* _Trecho fornecido_:
Bergoglio louvou o empenho, prossegue a nota, de muitos magistrados em perseguir as escravidões modernas: “Sei que sofreis ameaças e condicionamentos de tantas partes. Sei que hoje ser procuradores, ser ministros públicos é arriscar a vida e isto me faz ser reconhecido da coragem de alguns de vós que querem ir em frente, permanecendo livres. Sem esta liberdade, o poder judiciário se corrompe e gera corrupção”.

O Papa falava para juízas/es, uma coincidência com a situação brasileira de hoje, quando o Superior Tribunal Eleitoral julga, no momento em que são escritas essas linhas, se a última eleição para a presidência da República aqui no Brasil, foi viciada, ou não, para ser considerada válida.   A palavra de Francisco reconhece nas/os magistradas/os uma coragem e uma liberdade de uma autenticidade tão opostas às injustiças que podem colocar em risco as suas próprias vidas.

Se essas virtudes estão presidindo mesmo a conduta de cada ministro/a nesse histórico julgamento, não é uma hipótese de resposta fácil. O poder de um Tribunal, por ser só um tribunal, não está isento de sofrer influências externas sobre os seus julgados, as vezes promovidas por uma  indução com força para criar convencimento no próprio inconsciente de quem  julga.

Para o bem e para o mal, a mídia cumpre nisso uma função ideológica de peso até decisivo, conforme o caso, não se podendo ignorar o quanto de inconveniente e inoportuna é a presença frequente do presidente do STE, ministro Gilmar Mendes,  junto aos meios de comunicação social opinando sobre fatos que, por mais indireta possa parecer sua versão, podem colocar sob suspeita fundada a própria imparcialidade do Tribunal.

Dados de análise de layout de página

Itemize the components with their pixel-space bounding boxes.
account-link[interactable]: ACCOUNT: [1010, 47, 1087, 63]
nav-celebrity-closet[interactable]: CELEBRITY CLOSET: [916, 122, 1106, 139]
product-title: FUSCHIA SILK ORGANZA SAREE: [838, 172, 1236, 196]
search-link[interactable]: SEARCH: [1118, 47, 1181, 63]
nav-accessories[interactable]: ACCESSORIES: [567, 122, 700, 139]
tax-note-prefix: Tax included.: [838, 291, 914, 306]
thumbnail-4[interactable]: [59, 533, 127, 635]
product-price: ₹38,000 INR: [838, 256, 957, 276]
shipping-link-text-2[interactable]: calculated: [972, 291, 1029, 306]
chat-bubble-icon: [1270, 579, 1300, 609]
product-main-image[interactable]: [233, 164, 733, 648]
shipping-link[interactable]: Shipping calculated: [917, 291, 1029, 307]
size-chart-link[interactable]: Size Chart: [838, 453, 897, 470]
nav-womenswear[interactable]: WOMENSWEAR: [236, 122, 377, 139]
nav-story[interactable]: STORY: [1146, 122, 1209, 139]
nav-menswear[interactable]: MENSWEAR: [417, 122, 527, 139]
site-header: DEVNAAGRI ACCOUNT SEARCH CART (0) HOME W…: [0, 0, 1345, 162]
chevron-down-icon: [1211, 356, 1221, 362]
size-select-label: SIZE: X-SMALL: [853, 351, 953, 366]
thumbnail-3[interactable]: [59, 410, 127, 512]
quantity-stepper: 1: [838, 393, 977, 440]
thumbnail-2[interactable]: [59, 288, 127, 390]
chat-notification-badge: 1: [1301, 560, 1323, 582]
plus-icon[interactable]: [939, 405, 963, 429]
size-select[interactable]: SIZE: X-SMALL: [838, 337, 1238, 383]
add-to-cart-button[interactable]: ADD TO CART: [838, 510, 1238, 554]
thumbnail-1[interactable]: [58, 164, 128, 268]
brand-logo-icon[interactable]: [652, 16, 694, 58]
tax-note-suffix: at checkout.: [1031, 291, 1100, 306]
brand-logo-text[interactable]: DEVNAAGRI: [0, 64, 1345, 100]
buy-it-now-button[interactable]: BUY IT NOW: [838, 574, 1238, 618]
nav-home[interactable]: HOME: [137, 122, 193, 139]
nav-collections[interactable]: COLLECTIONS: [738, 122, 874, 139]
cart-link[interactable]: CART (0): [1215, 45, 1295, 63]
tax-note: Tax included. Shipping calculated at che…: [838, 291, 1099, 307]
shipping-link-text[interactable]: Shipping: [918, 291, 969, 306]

* _Instrução_: De acordo com o trecho fornecido, quem é o presidente do STE?

* _Resposta esperada_: O ministro Gilmar Mendes.